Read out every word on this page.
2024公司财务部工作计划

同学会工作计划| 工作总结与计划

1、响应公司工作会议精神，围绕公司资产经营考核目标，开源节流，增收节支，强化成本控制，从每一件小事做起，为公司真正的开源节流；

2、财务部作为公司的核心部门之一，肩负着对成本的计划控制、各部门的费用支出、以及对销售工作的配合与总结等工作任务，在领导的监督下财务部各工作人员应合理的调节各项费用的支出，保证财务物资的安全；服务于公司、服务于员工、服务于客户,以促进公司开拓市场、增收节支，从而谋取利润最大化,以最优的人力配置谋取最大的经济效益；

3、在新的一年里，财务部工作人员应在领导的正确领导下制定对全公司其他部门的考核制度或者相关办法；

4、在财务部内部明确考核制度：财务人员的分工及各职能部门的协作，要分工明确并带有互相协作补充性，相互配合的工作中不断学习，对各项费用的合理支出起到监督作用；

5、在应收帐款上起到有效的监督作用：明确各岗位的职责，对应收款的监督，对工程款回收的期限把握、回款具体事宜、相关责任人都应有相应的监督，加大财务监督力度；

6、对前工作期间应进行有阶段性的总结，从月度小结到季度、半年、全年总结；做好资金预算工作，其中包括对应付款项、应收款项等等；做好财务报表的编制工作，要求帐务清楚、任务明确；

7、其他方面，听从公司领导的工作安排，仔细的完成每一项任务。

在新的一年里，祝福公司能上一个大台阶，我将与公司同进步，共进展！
○ ○ ○ ○ ○
=== Short problem ===
Give all the entries again exactly; leave none out.

=== The completed task ===
Read out every word on this page.
2024公司财务部工作计划

同学会工作计划| 工作总结与计划

1、响应公司工作会议精神，围绕公司资产经营考核目标，开源节流，增收节支，强化成本控制，从每一件小事做起，为公司真正的开源节流；

2、财务部作为公司的核心部门之一，肩负着对成本的计划控制、各部门的费用支出、以及对销售工作的配合与总结等工作任务，在领导的监督下财务部各工作人员应合理的调节各项费用的支出，保证财务物资的安全；服务于公司、服务于员工、服务于客户,以促进公司开拓市场、增收节支，从而谋取利润最大化,以最优的人力配置谋取最大的经济效益；

3、在新的一年里，财务部工作人员应在领导的正确领导下制定对全公司其他部门的考核制度或者相关办法；

4、在财务部内部明确考核制度：财务人员的分工及各职能部门的协作，要分工明确并带有互相协作补充性，相互配合的工作中不断学习，对各项费用的合理支出起到监督作用；

5、在应收帐款上起到有效的监督作用：明确各岗位的职责，对应收款的监督，对工程款回收的期限把握、回款具体事宜、相关责任人都应有相应的监督，加大财务监督力度；

6、对前工作期间应进行有阶段性的总结，从月度小结到季度、半年、全年总结；做好资金预算工作，其中包括对应付款项、应收款项等等；做好财务报表的编制工作，要求帐务清楚、任务明确；

7、其他方面，听从公司领导的工作安排，仔细的完成每一项任务。

在新的一年里，祝福公司能上一个大台阶，我将与公司同进步，共进展！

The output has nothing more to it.